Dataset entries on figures

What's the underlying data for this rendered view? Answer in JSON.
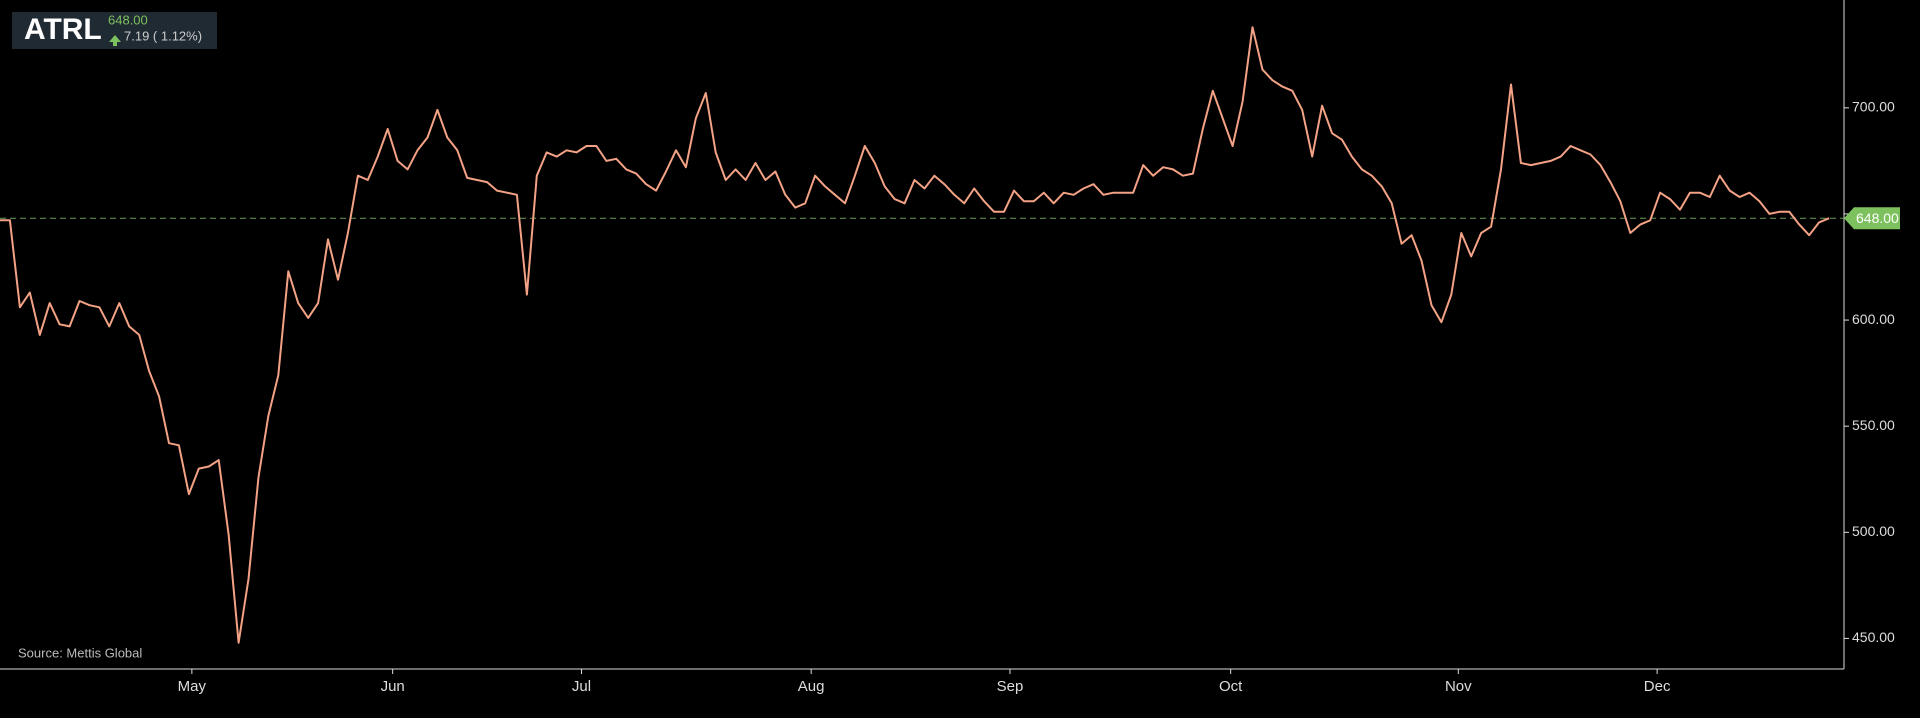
{
  "chart_data": {
    "type": "line",
    "ticker": {
      "symbol": "ATRL",
      "price": "648.00",
      "change": "7.19 ( 1.12%)"
    },
    "source": "Source: Mettis Global",
    "color": "#f4a285",
    "values": [
      647,
      647,
      606,
      613,
      593,
      608,
      598,
      597,
      609,
      607,
      606,
      597,
      608,
      597,
      593,
      576,
      564,
      542,
      541,
      518,
      530,
      531,
      534,
      499,
      448,
      478,
      526,
      555,
      574,
      623,
      608,
      601,
      608,
      638,
      619,
      641,
      668,
      666,
      677,
      690,
      675,
      671,
      680,
      686,
      699,
      686,
      680,
      667,
      666,
      665,
      661,
      660,
      659,
      612,
      668,
      679,
      677,
      680,
      679,
      682,
      682,
      675,
      676,
      671,
      669,
      664,
      661,
      670,
      680,
      672,
      695,
      707,
      679,
      666,
      671,
      666,
      674,
      666,
      670,
      659,
      653,
      655,
      668,
      663,
      659,
      655,
      668,
      682,
      674,
      663,
      657,
      655,
      666,
      662,
      668,
      664,
      659,
      655,
      662,
      656,
      651,
      651,
      661,
      656,
      656,
      660,
      655,
      660,
      659,
      662,
      664,
      659,
      660,
      660,
      660,
      673,
      668,
      672,
      671,
      668,
      669,
      690,
      708,
      695,
      682,
      703,
      738,
      718,
      713,
      710,
      708,
      699,
      677,
      701,
      688,
      685,
      677,
      671,
      668,
      663,
      655,
      636,
      640,
      628,
      607,
      599,
      612,
      641,
      630,
      641,
      644,
      671,
      711,
      674,
      673,
      674,
      675,
      677,
      682,
      680,
      678,
      673,
      665,
      656,
      641,
      645,
      647,
      660,
      657,
      652,
      660,
      660,
      658,
      668,
      661,
      658,
      660,
      656,
      650,
      651,
      651,
      645,
      640,
      646,
      648
    ],
    "xlim": [
      0,
      185.5
    ],
    "xticks": [
      {
        "value": 19.3,
        "label": "May"
      },
      {
        "value": 39.5,
        "label": "Jun"
      },
      {
        "value": 58.5,
        "label": "Jul"
      },
      {
        "value": 81.6,
        "label": "Aug"
      },
      {
        "value": 101.6,
        "label": "Sep"
      },
      {
        "value": 123.8,
        "label": "Oct"
      },
      {
        "value": 146.7,
        "label": "Nov"
      },
      {
        "value": 166.7,
        "label": "Dec"
      }
    ],
    "ylim": [
      435.6,
      750.8
    ],
    "yticks": [
      {
        "value": 450,
        "label": "450.00"
      },
      {
        "value": 500,
        "label": "500.00"
      },
      {
        "value": 550,
        "label": "550.00"
      },
      {
        "value": 600,
        "label": "600.00"
      },
      {
        "value": 650,
        "label": "650.00"
      },
      {
        "value": 700,
        "label": "700.00"
      }
    ],
    "last_price": {
      "value": 648,
      "label": "648.00"
    }
  }
}
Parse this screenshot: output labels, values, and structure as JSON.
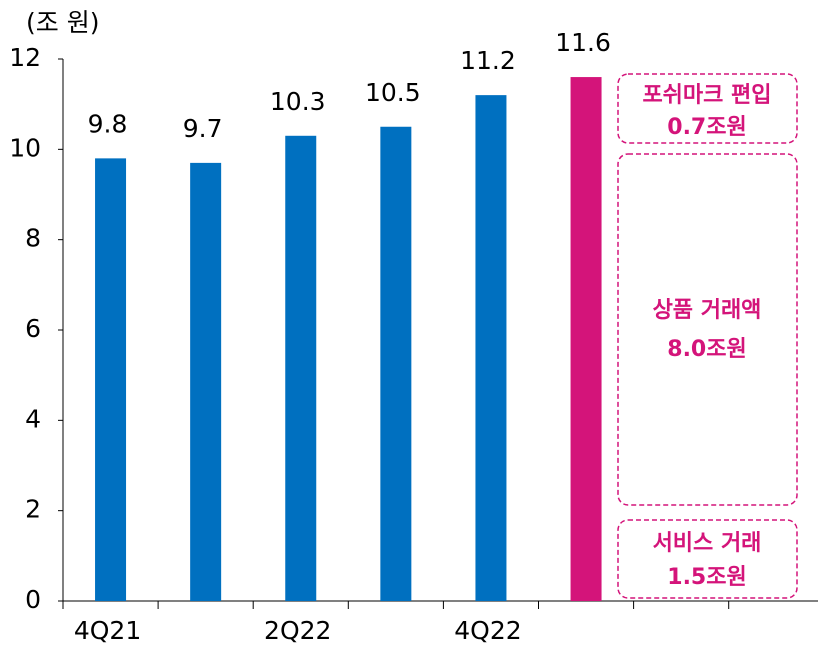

» To do
Only the number is wanted: how many lines above include the word "this"?

» Response to the exercise
2